* _PROBLEM STATEMENT_: Every entry that follows should be repeated exactly; drop the images.

··········

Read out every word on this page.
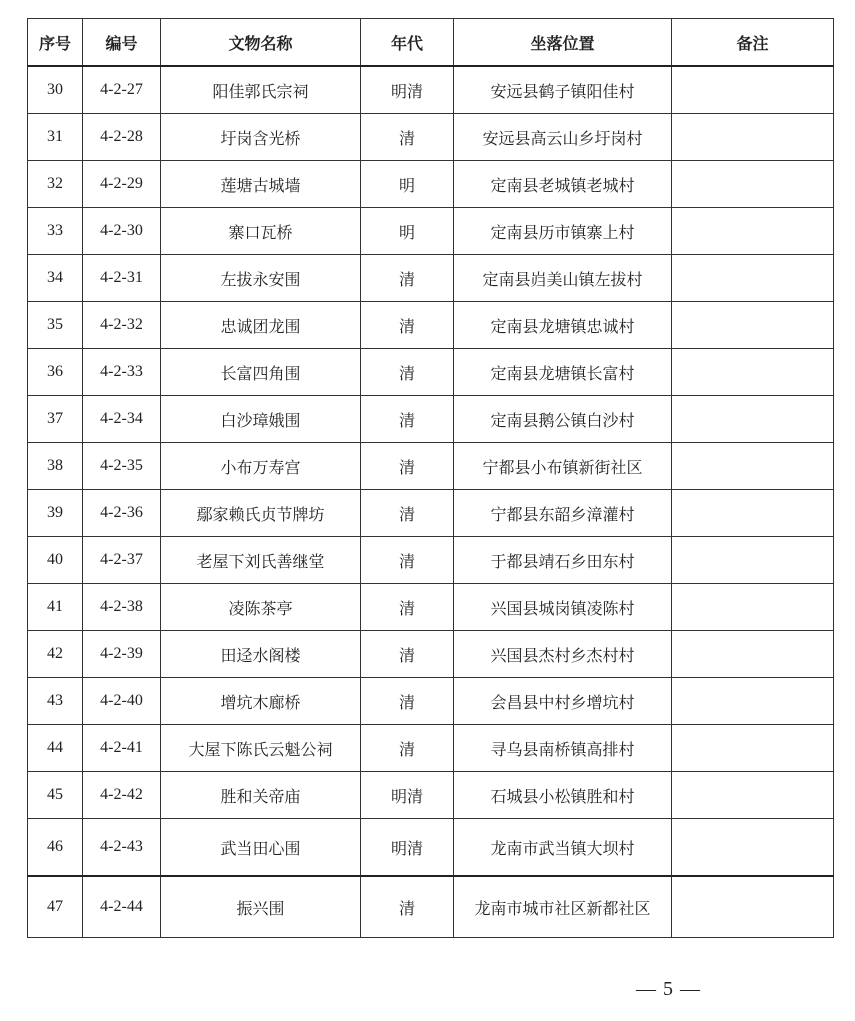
序号	编号	文物名称	年代	坐落位置	备注
30	4-2-27	阳佳郭氏宗祠	明清	安远县鹤子镇阳佳村	
31	4-2-28	圩岗含光桥	清	安远县高云山乡圩岗村	
32	4-2-29	莲塘古城墙	明	定南县老城镇老城村	
33	4-2-30	寨口瓦桥	明	定南县历市镇寨上村	
34	4-2-31	左拔永安围	清	定南县岿美山镇左拔村	
35	4-2-32	忠诚团龙围	清	定南县龙塘镇忠诚村	
36	4-2-33	长富四角围	清	定南县龙塘镇长富村	
37	4-2-34	白沙璋娥围	清	定南县鹅公镇白沙村	
38	4-2-35	小布万寿宫	清	宁都县小布镇新街社区	
39	4-2-36	鄢家赖氏贞节牌坊	清	宁都县东韶乡漳灌村	
40	4-2-37	老屋下刘氏善继堂	清	于都县靖石乡田东村	
41	4-2-38	凌陈茶亭	清	兴国县城岗镇凌陈村	
42	4-2-39	田迳水阁楼	清	兴国县杰村乡杰村村	
43	4-2-40	增坑木廊桥	清	会昌县中村乡增坑村	
44	4-2-41	大屋下陈氏云魁公祠	清	寻乌县南桥镇高排村	
45	4-2-42	胜和关帝庙	明清	石城县小松镇胜和村	
46	4-2-43	武当田心围	明清	龙南市武当镇大坝村	
47	4-2-44	振兴围	清	龙南市城市社区新都社区	
— 5 —
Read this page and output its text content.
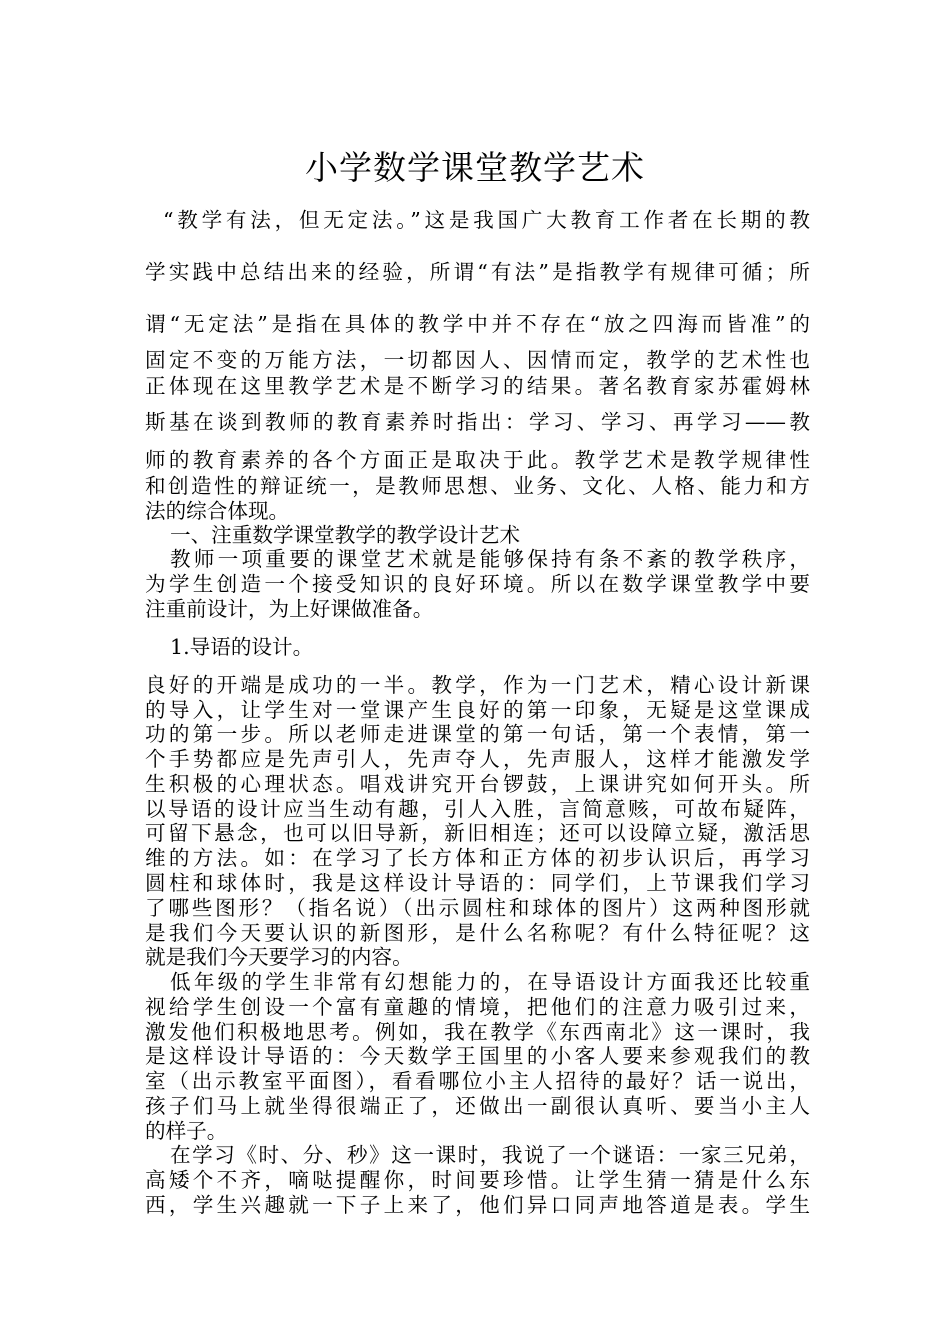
小学数学课堂教学艺术

“教学有法，但无定法。”这是我国广大教育工作者在长期的教

学实践中总结出来的经验，所谓“有法”是指教学有规律可循；所

谓“无定法”是指在具体的教学中并不存在“放之四海而皆准”的

固定不变的万能方法，一切都因人、因情而定，教学的艺术性也

正体现在这里教学艺术是不断学习的结果。著名教育家苏霍姆林

斯基在谈到教师的教育素养时指出：学习、学习、再学习——教

师的教育素养的各个方面正是取决于此。教学艺术是教学规律性

和创造性的辩证统一，是教师思想、业务、文化、人格、能力和方

法的综合体现。

一、注重数学课堂教学的教学设计艺术

教师一项重要的课堂艺术就是能够保持有条不紊的教学秩序，

为学生创造一个接受知识的良好环境。所以在数学课堂教学中要

注重前设计，为上好课做准备。

1.导语的设计。

良好的开端是成功的一半。教学，作为一门艺术，精心设计新课

的导入，让学生对一堂课产生良好的第一印象，无疑是这堂课成

功的第一步。所以老师走进课堂的第一句话，第一个表情，第一

个手势都应是先声引人，先声夺人，先声服人，这样才能激发学

生积极的心理状态。唱戏讲究开台锣鼓，上课讲究如何开头。所

以导语的设计应当生动有趣，引人入胜，言简意赅，可故布疑阵，

可留下悬念，也可以旧导新，新旧相连；还可以设障立疑，激活思

维的方法。如：在学习了长方体和正方体的初步认识后，再学习

圆柱和球体时，我是这样设计导语的：同学们，上节课我们学习

了哪些图形？（指名说）（出示圆柱和球体的图片）这两种图形就

是我们今天要认识的新图形，是什么名称呢？有什么特征呢？这

就是我们今天要学习的内容。

低年级的学生非常有幻想能力的，在导语设计方面我还比较重

视给学生创设一个富有童趣的情境，把他们的注意力吸引过来，

激发他们积极地思考。例如，我在教学《东西南北》这一课时，我

是这样设计导语的：今天数学王国里的小客人要来参观我们的教

室（出示教室平面图），看看哪位小主人招待的最好？话一说出，

孩子们马上就坐得很端正了，还做出一副很认真听、要当小主人

的样子。

在学习《时、分、秒》这一课时，我说了一个谜语：一家三兄弟，

高矮个不齐，嘀哒提醒你，时间要珍惜。让学生猜一猜是什么东

西，学生兴趣就一下子上来了，他们异口同声地答道是表。学生
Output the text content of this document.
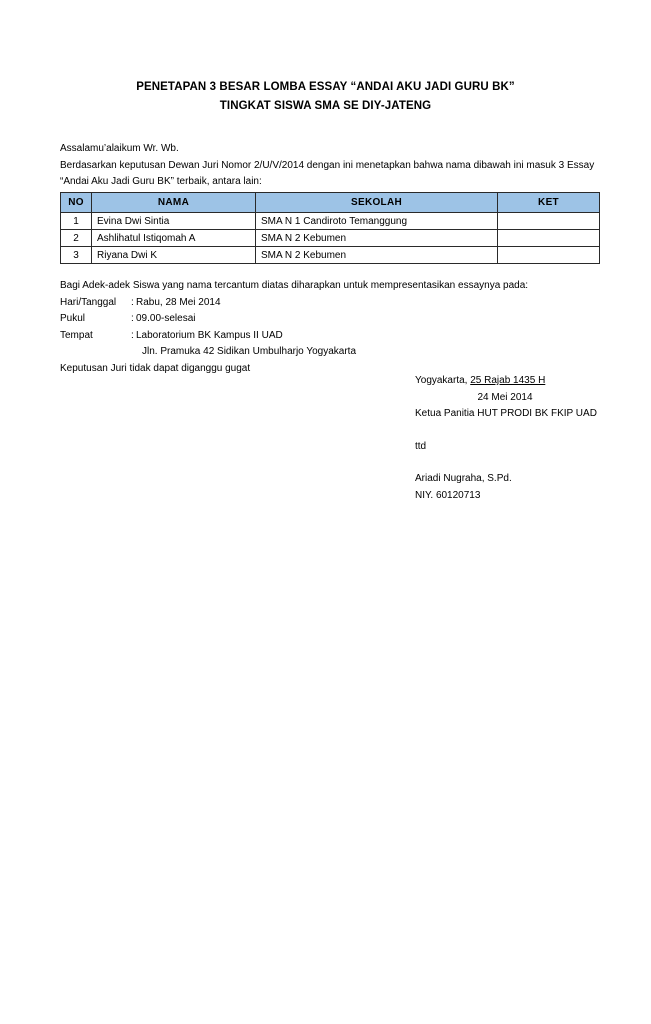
PENETAPAN 3 BESAR LOMBA ESSAY “ANDAI AKU JADI GURU BK”
TINGKAT SISWA SMA SE DIY-JATENG

Assalamu’alaikum Wr. Wb.

Berdasarkan keputusan Dewan Juri Nomor 2/U/V/2014 dengan ini menetapkan bahwa nama dibawah ini masuk 3 Essay

“Andai Aku Jadi Guru BK” terbaik, antara lain:

NO	NAMA	SEKOLAH	KET
1	Evina Dwi Sintia	SMA N 1 Candiroto Temanggung	
2	Ashlihatul Istiqomah A	SMA N 2 Kebumen	
3	Riyana Dwi K	SMA N 2 Kebumen	

Bagi Adek-adek Siswa yang nama tercantum diatas diharapkan untuk mempresentasikan essaynya pada:

Hari/Tanggal	: Rabu, 28 Mei 2014
Pukul	: 09.00-selesai
Tempat	: Laboratorium BK Kampus II UAD
Jln. Pramuka 42 Sidikan Umbulharjo Yogyakarta

Keputusan Juri tidak dapat diganggu gugat

Yogyakarta, 25 Rajab 1435 H
24 Mei 2014
Ketua Panitia HUT PRODI BK FKIP UAD
ttd
Ariadi Nugraha, S.Pd.
NIY. 60120713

··········

* _CORRECT OUTPUT_:
Read out every word on this page.
序号	编号	文物名称	年代	坐落位置	备注
30	4-2-27	阳佳郭氏宗祠	明清	安远县鹤子镇阳佳村	
31	4-2-28	圩岗含光桥	清	安远县高云山乡圩岗村	
32	4-2-29	莲塘古城墙	明	定南县老城镇老城村	
33	4-2-30	寨口瓦桥	明	定南县历市镇寨上村	
34	4-2-31	左拔永安围	清	定南县岿美山镇左拔村	
35	4-2-32	忠诚团龙围	清	定南县龙塘镇忠诚村	
36	4-2-33	长富四角围	清	定南县龙塘镇长富村	
37	4-2-34	白沙璋娥围	清	定南县鹅公镇白沙村	
38	4-2-35	小布万寿宫	清	宁都县小布镇新街社区	
39	4-2-36	鄢家赖氏贞节牌坊	清	宁都县东韶乡漳灌村	
40	4-2-37	老屋下刘氏善继堂	清	于都县靖石乡田东村	
41	4-2-38	凌陈茶亭	清	兴国县城岗镇凌陈村	
42	4-2-39	田迳水阁楼	清	兴国县杰村乡杰村村	
43	4-2-40	增坑木廊桥	清	会昌县中村乡增坑村	
44	4-2-41	大屋下陈氏云魁公祠	清	寻乌县南桥镇高排村	
45	4-2-42	胜和关帝庙	明清	石城县小松镇胜和村	
46	4-2-43	武当田心围	明清	龙南市武当镇大坝村	
47	4-2-44	振兴围	清	龙南市城市社区新都社区	
— 5 —
Read this page and output its text content.
小学数学课堂教学艺术

“教学有法，但无定法。”这是我国广大教育工作者在长期的教

学实践中总结出来的经验，所谓“有法”是指教学有规律可循；所

谓“无定法”是指在具体的教学中并不存在“放之四海而皆准”的

固定不变的万能方法，一切都因人、因情而定，教学的艺术性也

正体现在这里教学艺术是不断学习的结果。著名教育家苏霍姆林

斯基在谈到教师的教育素养时指出：学习、学习、再学习——教

师的教育素养的各个方面正是取决于此。教学艺术是教学规律性

和创造性的辩证统一，是教师思想、业务、文化、人格、能力和方

法的综合体现。

一、注重数学课堂教学的教学设计艺术

教师一项重要的课堂艺术就是能够保持有条不紊的教学秩序，

为学生创造一个接受知识的良好环境。所以在数学课堂教学中要

注重前设计，为上好课做准备。

1.导语的设计。

良好的开端是成功的一半。教学，作为一门艺术，精心设计新课

的导入，让学生对一堂课产生良好的第一印象，无疑是这堂课成

功的第一步。所以老师走进课堂的第一句话，第一个表情，第一

个手势都应是先声引人，先声夺人，先声服人，这样才能激发学

生积极的心理状态。唱戏讲究开台锣鼓，上课讲究如何开头。所

以导语的设计应当生动有趣，引人入胜，言简意赅，可故布疑阵，

可留下悬念，也可以旧导新，新旧相连；还可以设障立疑，激活思

维的方法。如：在学习了长方体和正方体的初步认识后，再学习

圆柱和球体时，我是这样设计导语的：同学们，上节课我们学习

了哪些图形？（指名说）（出示圆柱和球体的图片）这两种图形就

是我们今天要认识的新图形，是什么名称呢？有什么特征呢？这

就是我们今天要学习的内容。

低年级的学生非常有幻想能力的，在导语设计方面我还比较重

视给学生创设一个富有童趣的情境，把他们的注意力吸引过来，

激发他们积极地思考。例如，我在教学《东西南北》这一课时，我

是这样设计导语的：今天数学王国里的小客人要来参观我们的教

室（出示教室平面图），看看哪位小主人招待的最好？话一说出，

孩子们马上就坐得很端正了，还做出一副很认真听、要当小主人

的样子。

在学习《时、分、秒》这一课时，我说了一个谜语：一家三兄弟，

高矮个不齐，嘀哒提醒你，时间要珍惜。让学生猜一猜是什么东

西，学生兴趣就一下子上来了，他们异口同声地答道是表。学生
Output the text content of this document.
PENETAPAN 3 BESAR LOMBA ESSAY “ANDAI AKU JADI GURU BK”
TINGKAT SISWA SMA SE DIY-JATENG

Assalamu’alaikum Wr. Wb.

Berdasarkan keputusan Dewan Juri Nomor 2/U/V/2014 dengan ini menetapkan bahwa nama dibawah ini masuk 3 Essay

“Andai Aku Jadi Guru BK” terbaik, antara lain:

NO	NAMA	SEKOLAH	KET
1	Evina Dwi Sintia	SMA N 1 Candiroto Temanggung	
2	Ashlihatul Istiqomah A	SMA N 2 Kebumen	
3	Riyana Dwi K	SMA N 2 Kebumen	

Bagi Adek-adek Siswa yang nama tercantum diatas diharapkan untuk mempresentasikan essaynya pada:

Hari/Tanggal	: Rabu, 28 Mei 2014
Pukul	: 09.00-selesai
Tempat	: Laboratorium BK Kampus II UAD
Jln. Pramuka 42 Sidikan Umbulharjo Yogyakarta

Keputusan Juri tidak dapat diganggu gugat

Yogyakarta, 25 Rajab 1435 H
24 Mei 2014
Ketua Panitia HUT PRODI BK FKIP UAD
ttd
Ariadi Nugraha, S.Pd.
NIY. 60120713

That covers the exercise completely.